| DO THIS |
Copy out all of the material, matching it word for word.

| GIVEN RECORDS |

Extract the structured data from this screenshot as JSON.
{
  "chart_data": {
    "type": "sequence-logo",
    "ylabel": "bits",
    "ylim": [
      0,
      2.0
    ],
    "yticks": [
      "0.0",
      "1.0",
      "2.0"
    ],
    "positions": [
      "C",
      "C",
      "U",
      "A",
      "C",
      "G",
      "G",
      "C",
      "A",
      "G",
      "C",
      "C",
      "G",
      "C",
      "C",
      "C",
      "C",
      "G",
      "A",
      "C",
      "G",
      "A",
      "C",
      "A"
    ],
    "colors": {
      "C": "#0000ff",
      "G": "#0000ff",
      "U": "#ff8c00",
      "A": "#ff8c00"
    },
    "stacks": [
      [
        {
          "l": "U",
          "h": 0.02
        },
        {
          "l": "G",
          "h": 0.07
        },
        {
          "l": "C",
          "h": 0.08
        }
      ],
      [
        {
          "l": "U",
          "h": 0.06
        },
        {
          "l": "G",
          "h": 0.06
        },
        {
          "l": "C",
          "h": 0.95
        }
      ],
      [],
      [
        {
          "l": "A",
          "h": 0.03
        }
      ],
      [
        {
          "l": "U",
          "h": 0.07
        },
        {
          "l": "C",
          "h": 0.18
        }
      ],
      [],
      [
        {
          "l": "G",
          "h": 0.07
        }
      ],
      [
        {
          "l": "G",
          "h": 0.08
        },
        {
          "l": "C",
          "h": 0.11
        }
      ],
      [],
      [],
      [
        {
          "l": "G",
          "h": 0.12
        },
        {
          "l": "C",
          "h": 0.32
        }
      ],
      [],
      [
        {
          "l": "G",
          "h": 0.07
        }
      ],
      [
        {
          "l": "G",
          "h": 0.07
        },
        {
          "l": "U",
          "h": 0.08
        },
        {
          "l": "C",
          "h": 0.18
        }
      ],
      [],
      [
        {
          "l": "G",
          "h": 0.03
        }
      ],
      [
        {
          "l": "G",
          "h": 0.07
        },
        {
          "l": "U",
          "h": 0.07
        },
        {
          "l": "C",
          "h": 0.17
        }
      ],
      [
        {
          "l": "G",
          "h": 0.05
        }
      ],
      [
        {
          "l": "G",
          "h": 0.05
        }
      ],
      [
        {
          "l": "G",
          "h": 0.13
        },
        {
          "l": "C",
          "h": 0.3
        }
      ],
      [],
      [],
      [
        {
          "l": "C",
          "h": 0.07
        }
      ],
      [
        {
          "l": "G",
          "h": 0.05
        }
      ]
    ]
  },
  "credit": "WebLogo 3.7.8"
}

| FINAL RESULT |
Extract the structured data from this screenshot as JSON.
{
  "chart_data": {
    "type": "sequence-logo",
    "ylabel": "bits",
    "ylim": [
      0,
      2.0
    ],
    "yticks": [
      "0.0",
      "1.0",
      "2.0"
    ],
    "positions": [
      "C",
      "C",
      "U",
      "A",
      "C",
      "G",
      "G",
      "C",
      "A",
      "G",
      "C",
      "C",
      "G",
      "C",
      "C",
      "C",
      "C",
      "G",
      "A",
      "C",
      "G",
      "A",
      "C",
      "A"
    ],
    "colors": {
      "C": "#0000ff",
      "G": "#0000ff",
      "U": "#ff8c00",
      "A": "#ff8c00"
    },
    "stacks": [
      [
        {
          "l": "U",
          "h": 0.02
        },
        {
          "l": "G",
          "h": 0.07
        },
        {
          "l": "C",
          "h": 0.08
        }
      ],
      [
        {
          "l": "U",
          "h": 0.06
        },
        {
          "l": "G",
          "h": 0.06
        },
        {
          "l": "C",
          "h": 0.95
        }
      ],
      [],
      [
        {
          "l": "A",
          "h": 0.03
        }
      ],
      [
        {
          "l": "U",
          "h": 0.07
        },
        {
          "l": "C",
          "h": 0.18
        }
      ],
      [],
      [
        {
          "l": "G",
          "h": 0.07
        }
      ],
      [
        {
          "l": "G",
          "h": 0.08
        },
        {
          "l": "C",
          "h": 0.11
        }
      ],
      [],
      [],
      [
        {
          "l": "G",
          "h": 0.12
        },
        {
          "l": "C",
          "h": 0.32
        }
      ],
      [],
      [
        {
          "l": "G",
          "h": 0.07
        }
      ],
      [
        {
          "l": "G",
          "h": 0.07
        },
        {
          "l": "U",
          "h": 0.08
        },
        {
          "l": "C",
          "h": 0.18
        }
      ],
      [],
      [
        {
          "l": "G",
          "h": 0.03
        }
      ],
      [
        {
          "l": "G",
          "h": 0.07
        },
        {
          "l": "U",
          "h": 0.07
        },
        {
          "l": "C",
          "h": 0.17
        }
      ],
      [
        {
          "l": "G",
          "h": 0.05
        }
      ],
      [
        {
          "l": "G",
          "h": 0.05
        }
      ],
      [
        {
          "l": "G",
          "h": 0.13
        },
        {
          "l": "C",
          "h": 0.3
        }
      ],
      [],
      [],
      [
        {
          "l": "C",
          "h": 0.07
        }
      ],
      [
        {
          "l": "G",
          "h": 0.05
        }
      ]
    ]
  },
  "credit": "WebLogo 3.7.8"
}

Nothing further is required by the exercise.